Prompt
Repeat each record exactly. Any picture gets left out.

Provided data
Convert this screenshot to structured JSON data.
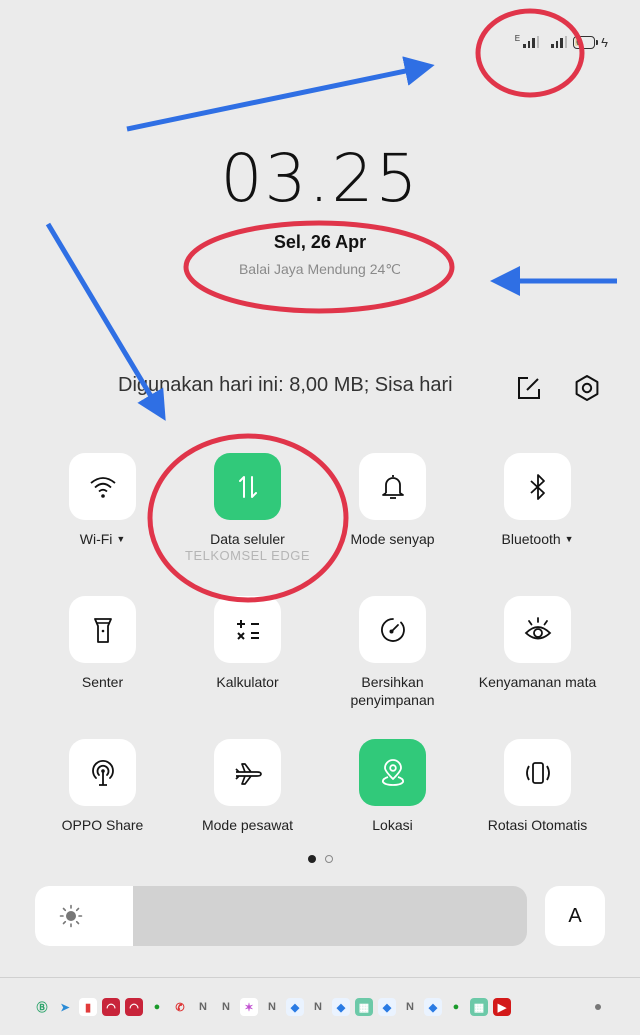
{
  "status_bar": {
    "sim1_network": "E",
    "battery_level": "6",
    "charging": true
  },
  "lockscreen": {
    "time": "03.25",
    "date": "Sel, 26 Apr",
    "weather": "Balai Jaya Mendung 24℃"
  },
  "quick_settings": {
    "data_usage_text": "Digunakan hari ini: 8,00 MB; Sisa hari",
    "edit_icon": "edit-icon",
    "settings_icon": "settings-icon",
    "tiles": [
      {
        "label": "Wi-Fi",
        "icon": "wifi-icon",
        "active": false,
        "has_dropdown": true
      },
      {
        "label": "Data seluler",
        "sublabel": "TELKOMSEL  EDGE",
        "icon": "mobile-data-icon",
        "active": true,
        "has_dropdown": false
      },
      {
        "label": "Mode senyap",
        "icon": "bell-icon",
        "active": false,
        "has_dropdown": false
      },
      {
        "label": "Bluetooth",
        "icon": "bluetooth-icon",
        "active": false,
        "has_dropdown": true
      },
      {
        "label": "Senter",
        "icon": "flashlight-icon",
        "active": false
      },
      {
        "label": "Kalkulator",
        "icon": "calculator-icon",
        "active": false
      },
      {
        "label": "Bersihkan penyimpanan",
        "icon": "gauge-icon",
        "active": false
      },
      {
        "label": "Kenyamanan mata",
        "icon": "eye-comfort-icon",
        "active": false
      },
      {
        "label": "OPPO Share",
        "icon": "oppo-share-icon",
        "active": false
      },
      {
        "label": "Mode pesawat",
        "icon": "airplane-icon",
        "active": false
      },
      {
        "label": "Lokasi",
        "icon": "location-icon",
        "active": true
      },
      {
        "label": "Rotasi Otomatis",
        "icon": "auto-rotate-icon",
        "active": false
      }
    ],
    "page_indicator": {
      "current": 1,
      "total": 2
    },
    "brightness_percent": 20,
    "auto_brightness_label": "A",
    "accent_color": "#31c97a"
  },
  "notification_icons": [
    "whatsapp-business-icon",
    "telegram-icon",
    "app-red-icon",
    "app-red-bag-icon",
    "app-red-bag-icon",
    "wechat-icon",
    "missed-call-icon",
    "n-app-icon",
    "n-app-icon",
    "star-app-icon",
    "n-app-icon",
    "blue-app-icon",
    "n-app-icon",
    "blue-app-icon",
    "green-calendar-icon",
    "blue-app-icon",
    "n-app-icon",
    "blue-app-icon",
    "wechat-icon",
    "green-calendar-icon",
    "youtube-icon"
  ],
  "annotations": {
    "circle_color": "#e0354a",
    "arrow_color": "#2f6fe4"
  }
}
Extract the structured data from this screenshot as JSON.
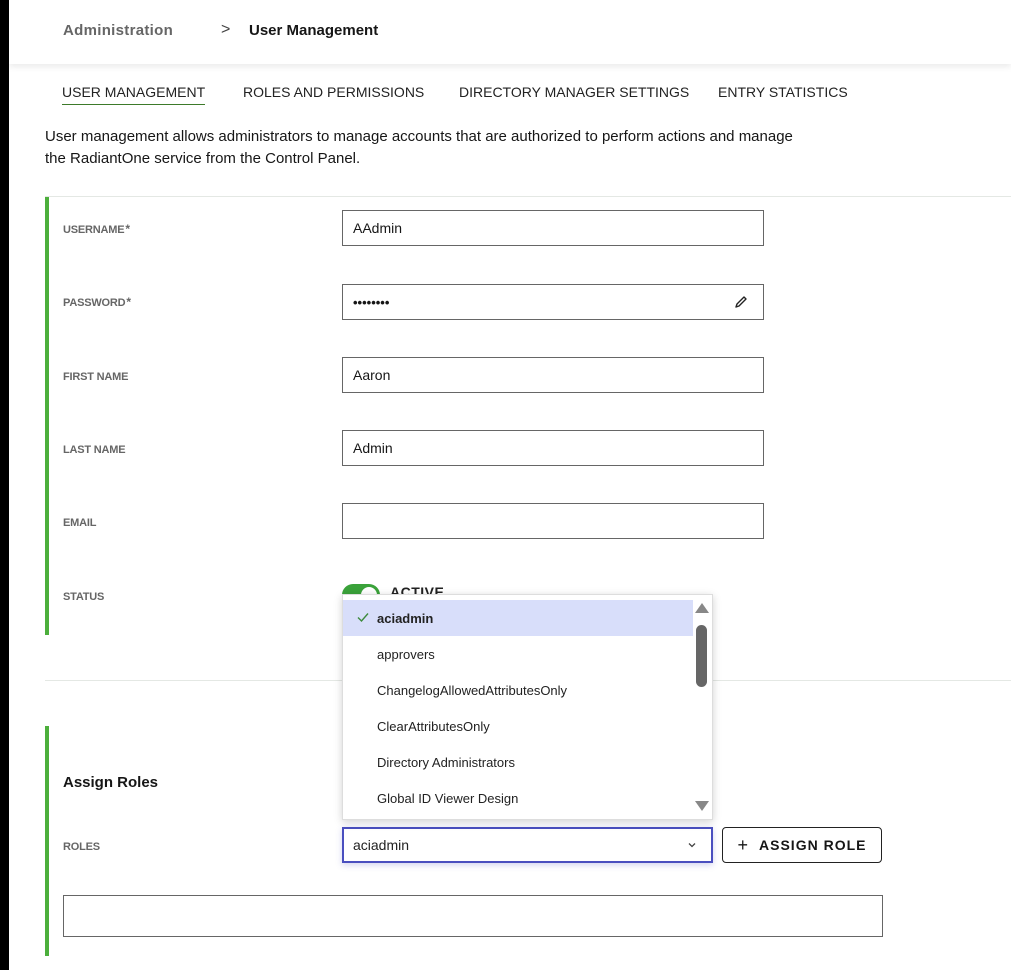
{
  "breadcrumb": {
    "root": "Administration",
    "separator": ">",
    "current": "User Management"
  },
  "tabs": [
    {
      "label": "USER MANAGEMENT",
      "active": true
    },
    {
      "label": "ROLES AND PERMISSIONS",
      "active": false
    },
    {
      "label": "DIRECTORY MANAGER SETTINGS",
      "active": false
    },
    {
      "label": "ENTRY STATISTICS",
      "active": false
    }
  ],
  "description": "User management allows administrators to manage accounts that are authorized to perform actions and manage the RadiantOne service from the Control Panel.",
  "form": {
    "username": {
      "label": "USERNAME",
      "required_mark": "*",
      "value": "AAdmin"
    },
    "password": {
      "label": "PASSWORD",
      "required_mark": "*",
      "value": "••••••••",
      "icon": "pencil-icon"
    },
    "first_name": {
      "label": "FIRST NAME",
      "value": "Aaron"
    },
    "last_name": {
      "label": "LAST NAME",
      "value": "Admin"
    },
    "email": {
      "label": "EMAIL",
      "value": ""
    },
    "status": {
      "label": "STATUS",
      "value": "ACTIVE",
      "enabled": true
    }
  },
  "assign_roles": {
    "title": "Assign Roles",
    "roles_label": "ROLES",
    "selected_role": "aciadmin",
    "assign_button": "ASSIGN ROLE",
    "assign_button_icon": "+",
    "dropdown_options": [
      {
        "label": "aciadmin",
        "selected": true
      },
      {
        "label": "approvers",
        "selected": false
      },
      {
        "label": "ChangelogAllowedAttributesOnly",
        "selected": false
      },
      {
        "label": "ClearAttributesOnly",
        "selected": false
      },
      {
        "label": "Directory Administrators",
        "selected": false
      },
      {
        "label": "Global ID Viewer Design",
        "selected": false
      }
    ]
  },
  "colors": {
    "accent_green": "#4caf3c",
    "focus_blue": "#4a4fbf",
    "selected_bg": "#d8defa"
  }
}
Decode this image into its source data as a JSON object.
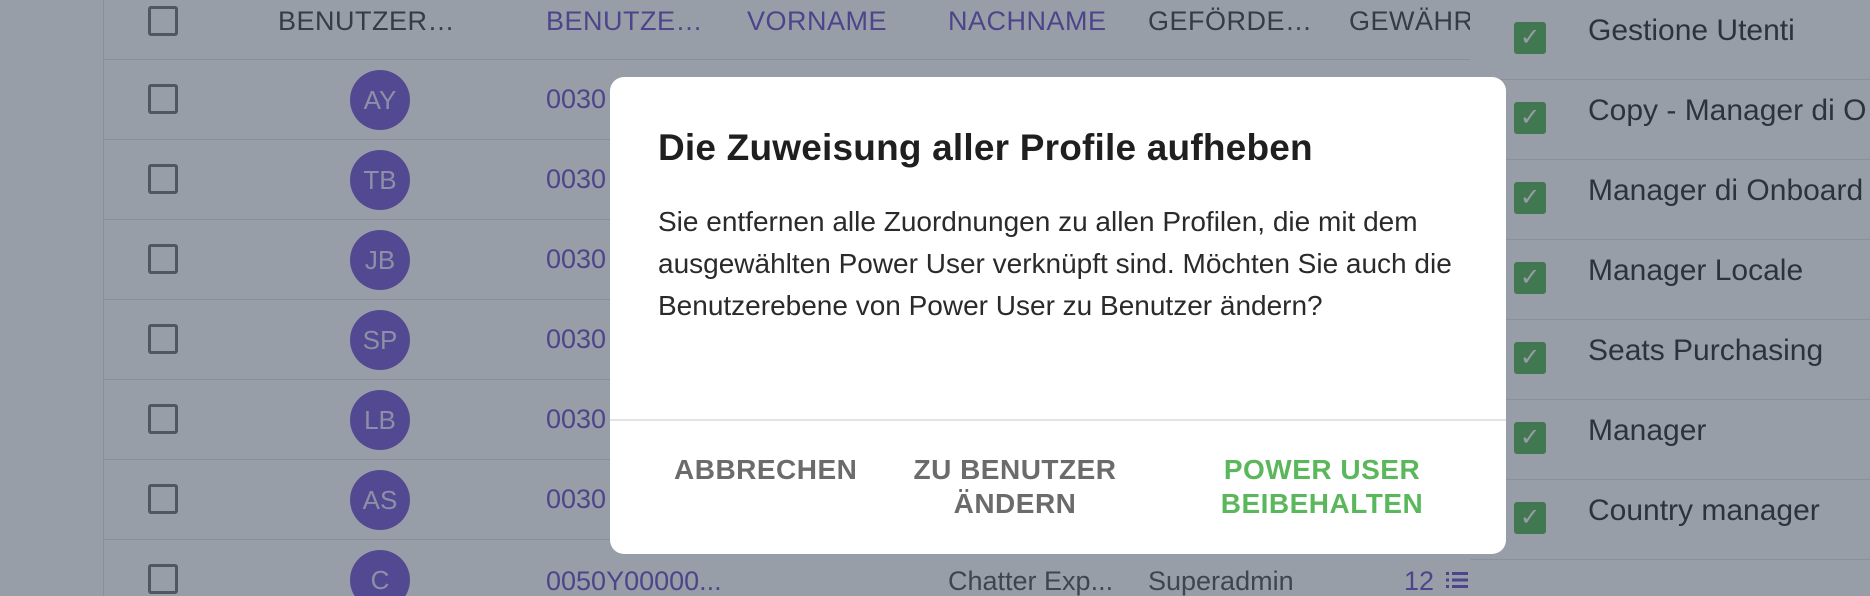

Written answer
Convert this screenshot to structured JSON data.
{
  "status_bar": {
    "sim1_network": "E",
    "battery_level": "6",
    "charging": true
  },
  "lockscreen": {
    "time": "03.25",
    "date": "Sel, 26 Apr",
    "weather": "Balai Jaya Mendung 24℃"
  },
  "quick_settings": {
    "data_usage_text": "Digunakan hari ini: 8,00 MB; Sisa hari",
    "edit_icon": "edit-icon",
    "settings_icon": "settings-icon",
    "tiles": [
      {
        "label": "Wi-Fi",
        "icon": "wifi-icon",
        "active": false,
        "has_dropdown": true
      },
      {
        "label": "Data seluler",
        "sublabel": "TELKOMSEL  EDGE",
        "icon": "mobile-data-icon",
        "active": true,
        "has_dropdown": false
      },
      {
        "label": "Mode senyap",
        "icon": "bell-icon",
        "active": false,
        "has_dropdown": false
      },
      {
        "label": "Bluetooth",
        "icon": "bluetooth-icon",
        "active": false,
        "has_dropdown": true
      },
      {
        "label": "Senter",
        "icon": "flashlight-icon",
        "active": false
      },
      {
        "label": "Kalkulator",
        "icon": "calculator-icon",
        "active": false
      },
      {
        "label": "Bersihkan penyimpanan",
        "icon": "gauge-icon",
        "active": false
      },
      {
        "label": "Kenyamanan mata",
        "icon": "eye-comfort-icon",
        "active": false
      },
      {
        "label": "OPPO Share",
        "icon": "oppo-share-icon",
        "active": false
      },
      {
        "label": "Mode pesawat",
        "icon": "airplane-icon",
        "active": false
      },
      {
        "label": "Lokasi",
        "icon": "location-icon",
        "active": true
      },
      {
        "label": "Rotasi Otomatis",
        "icon": "auto-rotate-icon",
        "active": false
      }
    ],
    "page_indicator": {
      "current": 1,
      "total": 2
    },
    "brightness_percent": 20,
    "auto_brightness_label": "A",
    "accent_color": "#31c97a"
  },
  "notification_icons": [
    "whatsapp-business-icon",
    "telegram-icon",
    "app-red-icon",
    "app-red-bag-icon",
    "app-red-bag-icon",
    "wechat-icon",
    "missed-call-icon",
    "n-app-icon",
    "n-app-icon",
    "star-app-icon",
    "n-app-icon",
    "blue-app-icon",
    "n-app-icon",
    "blue-app-icon",
    "green-calendar-icon",
    "blue-app-icon",
    "n-app-icon",
    "blue-app-icon",
    "wechat-icon",
    "green-calendar-icon",
    "youtube-icon"
  ],
  "annotations": {
    "circle_color": "#e0354a",
    "arrow_color": "#2f6fe4"
  }
}
Extract the structured data from this screenshot as JSON.
{
  "breadcrumb": {
    "root": "Administration",
    "separator": ">",
    "current": "User Management"
  },
  "tabs": [
    {
      "label": "USER MANAGEMENT",
      "active": true
    },
    {
      "label": "ROLES AND PERMISSIONS",
      "active": false
    },
    {
      "label": "DIRECTORY MANAGER SETTINGS",
      "active": false
    },
    {
      "label": "ENTRY STATISTICS",
      "active": false
    }
  ],
  "description": "User management allows administrators to manage accounts that are authorized to perform actions and manage the RadiantOne service from the Control Panel.",
  "form": {
    "username": {
      "label": "USERNAME",
      "required_mark": "*",
      "value": "AAdmin"
    },
    "password": {
      "label": "PASSWORD",
      "required_mark": "*",
      "value": "••••••••",
      "icon": "pencil-icon"
    },
    "first_name": {
      "label": "FIRST NAME",
      "value": "Aaron"
    },
    "last_name": {
      "label": "LAST NAME",
      "value": "Admin"
    },
    "email": {
      "label": "EMAIL",
      "value": ""
    },
    "status": {
      "label": "STATUS",
      "value": "ACTIVE",
      "enabled": true
    }
  },
  "assign_roles": {
    "title": "Assign Roles",
    "roles_label": "ROLES",
    "selected_role": "aciadmin",
    "assign_button": "ASSIGN ROLE",
    "assign_button_icon": "+",
    "dropdown_options": [
      {
        "label": "aciadmin",
        "selected": true
      },
      {
        "label": "approvers",
        "selected": false
      },
      {
        "label": "ChangelogAllowedAttributesOnly",
        "selected": false
      },
      {
        "label": "ClearAttributesOnly",
        "selected": false
      },
      {
        "label": "Directory Administrators",
        "selected": false
      },
      {
        "label": "Global ID Viewer Design",
        "selected": false
      }
    ]
  },
  "colors": {
    "accent_green": "#4caf3c",
    "focus_blue": "#4a4fbf",
    "selected_bg": "#d8defa"
  }
}
Decode this image into its source data as a JSON object.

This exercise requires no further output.